DATA ROWS:

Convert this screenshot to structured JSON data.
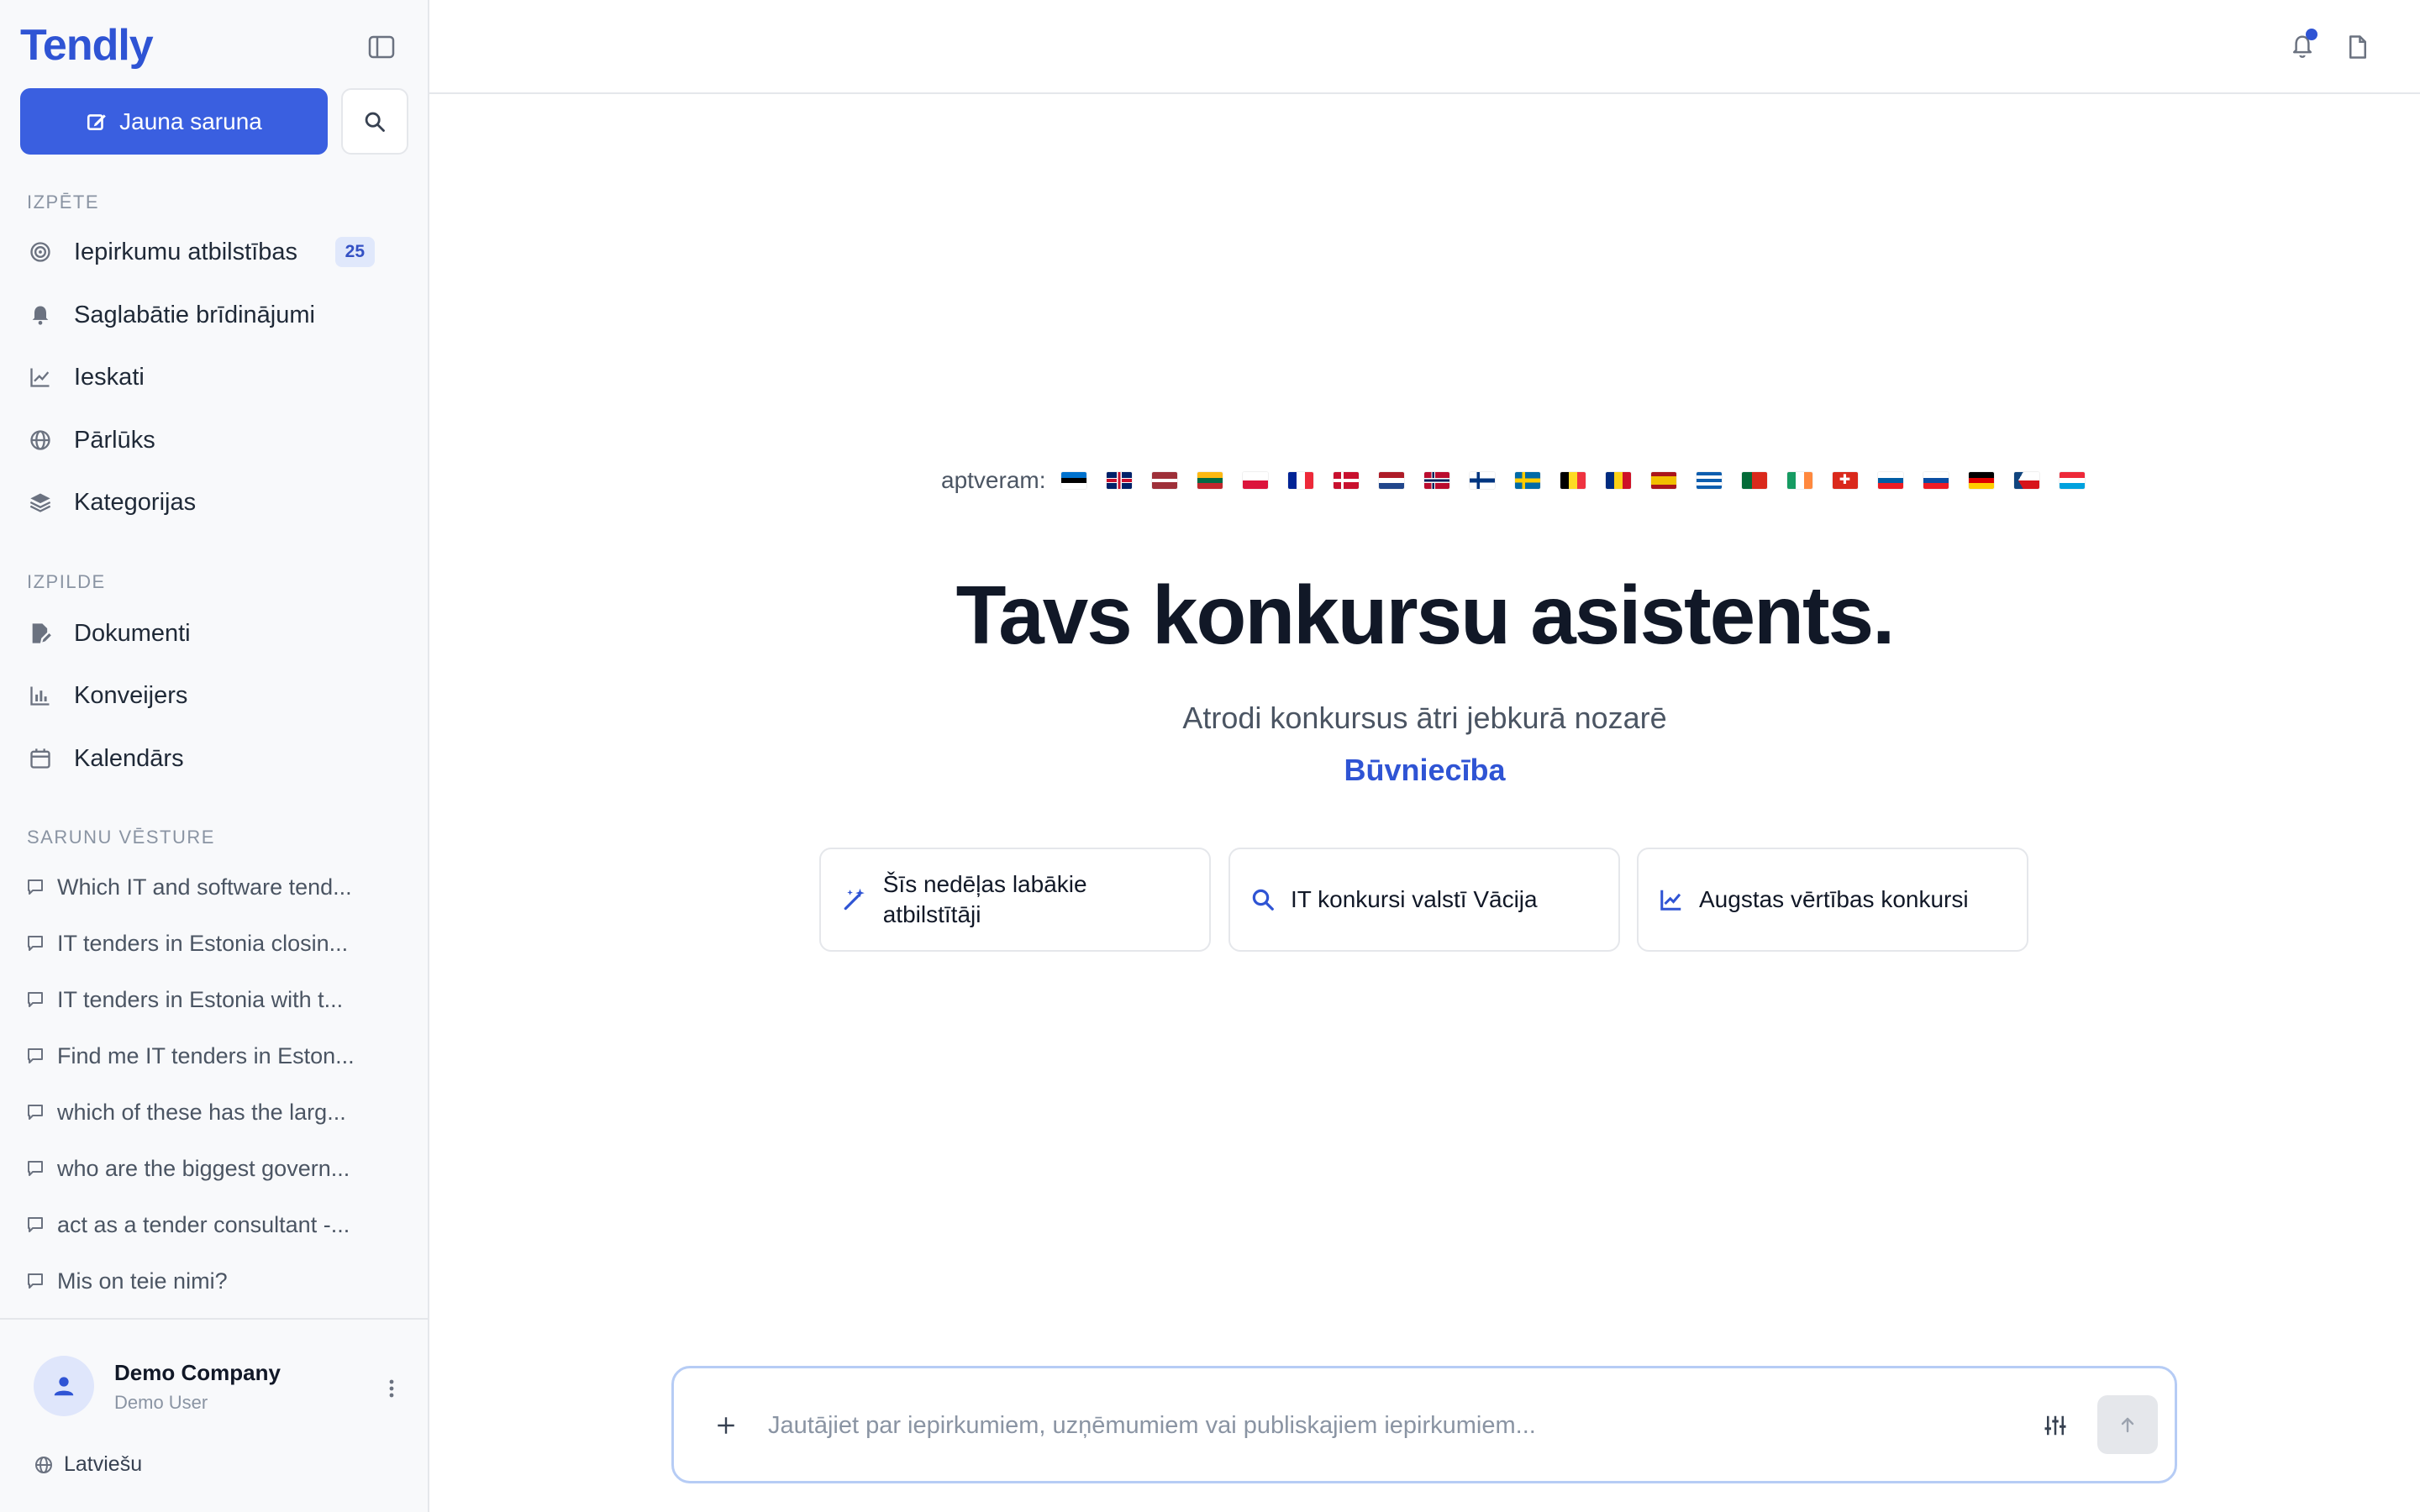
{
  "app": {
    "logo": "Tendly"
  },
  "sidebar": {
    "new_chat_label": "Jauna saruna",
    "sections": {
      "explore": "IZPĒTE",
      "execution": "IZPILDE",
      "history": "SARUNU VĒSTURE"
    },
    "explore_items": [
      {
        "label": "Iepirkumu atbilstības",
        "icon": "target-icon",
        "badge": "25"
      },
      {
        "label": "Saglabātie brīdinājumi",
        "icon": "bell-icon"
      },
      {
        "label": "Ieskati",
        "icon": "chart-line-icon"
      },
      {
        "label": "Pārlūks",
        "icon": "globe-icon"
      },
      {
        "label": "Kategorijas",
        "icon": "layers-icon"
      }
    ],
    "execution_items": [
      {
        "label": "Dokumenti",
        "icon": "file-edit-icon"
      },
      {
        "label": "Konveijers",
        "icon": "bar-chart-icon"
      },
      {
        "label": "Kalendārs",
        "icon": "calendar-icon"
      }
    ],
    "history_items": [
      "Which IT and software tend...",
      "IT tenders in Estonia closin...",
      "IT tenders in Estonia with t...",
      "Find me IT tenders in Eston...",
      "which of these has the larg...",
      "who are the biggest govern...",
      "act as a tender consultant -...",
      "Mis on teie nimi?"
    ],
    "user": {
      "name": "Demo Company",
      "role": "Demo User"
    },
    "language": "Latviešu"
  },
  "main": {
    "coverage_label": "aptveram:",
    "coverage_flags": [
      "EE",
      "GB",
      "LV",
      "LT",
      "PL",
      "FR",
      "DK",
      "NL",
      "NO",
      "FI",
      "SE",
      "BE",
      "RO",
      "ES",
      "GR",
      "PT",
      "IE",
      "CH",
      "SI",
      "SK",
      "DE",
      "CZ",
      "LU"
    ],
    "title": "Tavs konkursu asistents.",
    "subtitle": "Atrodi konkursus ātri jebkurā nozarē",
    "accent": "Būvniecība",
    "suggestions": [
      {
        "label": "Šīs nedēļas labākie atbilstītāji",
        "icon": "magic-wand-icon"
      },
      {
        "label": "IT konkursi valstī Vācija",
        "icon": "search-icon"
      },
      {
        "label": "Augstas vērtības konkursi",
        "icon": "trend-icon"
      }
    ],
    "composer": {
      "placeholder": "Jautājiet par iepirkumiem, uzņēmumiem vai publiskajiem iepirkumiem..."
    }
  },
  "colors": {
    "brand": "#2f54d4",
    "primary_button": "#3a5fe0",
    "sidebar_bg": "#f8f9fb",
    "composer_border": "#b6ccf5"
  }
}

WHAT THE EXERCISE ASKS: Omit every picture, and otherwise quote the entries exactly.

THE ANSWER:
Convert this screenshot to structured JSON data.
{
  "app": {
    "logo": "Tendly"
  },
  "sidebar": {
    "new_chat_label": "Jauna saruna",
    "sections": {
      "explore": "IZPĒTE",
      "execution": "IZPILDE",
      "history": "SARUNU VĒSTURE"
    },
    "explore_items": [
      {
        "label": "Iepirkumu atbilstības",
        "icon": "target-icon",
        "badge": "25"
      },
      {
        "label": "Saglabātie brīdinājumi",
        "icon": "bell-icon"
      },
      {
        "label": "Ieskati",
        "icon": "chart-line-icon"
      },
      {
        "label": "Pārlūks",
        "icon": "globe-icon"
      },
      {
        "label": "Kategorijas",
        "icon": "layers-icon"
      }
    ],
    "execution_items": [
      {
        "label": "Dokumenti",
        "icon": "file-edit-icon"
      },
      {
        "label": "Konveijers",
        "icon": "bar-chart-icon"
      },
      {
        "label": "Kalendārs",
        "icon": "calendar-icon"
      }
    ],
    "history_items": [
      "Which IT and software tend...",
      "IT tenders in Estonia closin...",
      "IT tenders in Estonia with t...",
      "Find me IT tenders in Eston...",
      "which of these has the larg...",
      "who are the biggest govern...",
      "act as a tender consultant -...",
      "Mis on teie nimi?"
    ],
    "user": {
      "name": "Demo Company",
      "role": "Demo User"
    },
    "language": "Latviešu"
  },
  "main": {
    "coverage_label": "aptveram:",
    "coverage_flags": [
      "EE",
      "GB",
      "LV",
      "LT",
      "PL",
      "FR",
      "DK",
      "NL",
      "NO",
      "FI",
      "SE",
      "BE",
      "RO",
      "ES",
      "GR",
      "PT",
      "IE",
      "CH",
      "SI",
      "SK",
      "DE",
      "CZ",
      "LU"
    ],
    "title": "Tavs konkursu asistents.",
    "subtitle": "Atrodi konkursus ātri jebkurā nozarē",
    "accent": "Būvniecība",
    "suggestions": [
      {
        "label": "Šīs nedēļas labākie atbilstītāji",
        "icon": "magic-wand-icon"
      },
      {
        "label": "IT konkursi valstī Vācija",
        "icon": "search-icon"
      },
      {
        "label": "Augstas vērtības konkursi",
        "icon": "trend-icon"
      }
    ],
    "composer": {
      "placeholder": "Jautājiet par iepirkumiem, uzņēmumiem vai publiskajiem iepirkumiem..."
    }
  },
  "colors": {
    "brand": "#2f54d4",
    "primary_button": "#3a5fe0",
    "sidebar_bg": "#f8f9fb",
    "composer_border": "#b6ccf5"
  }
}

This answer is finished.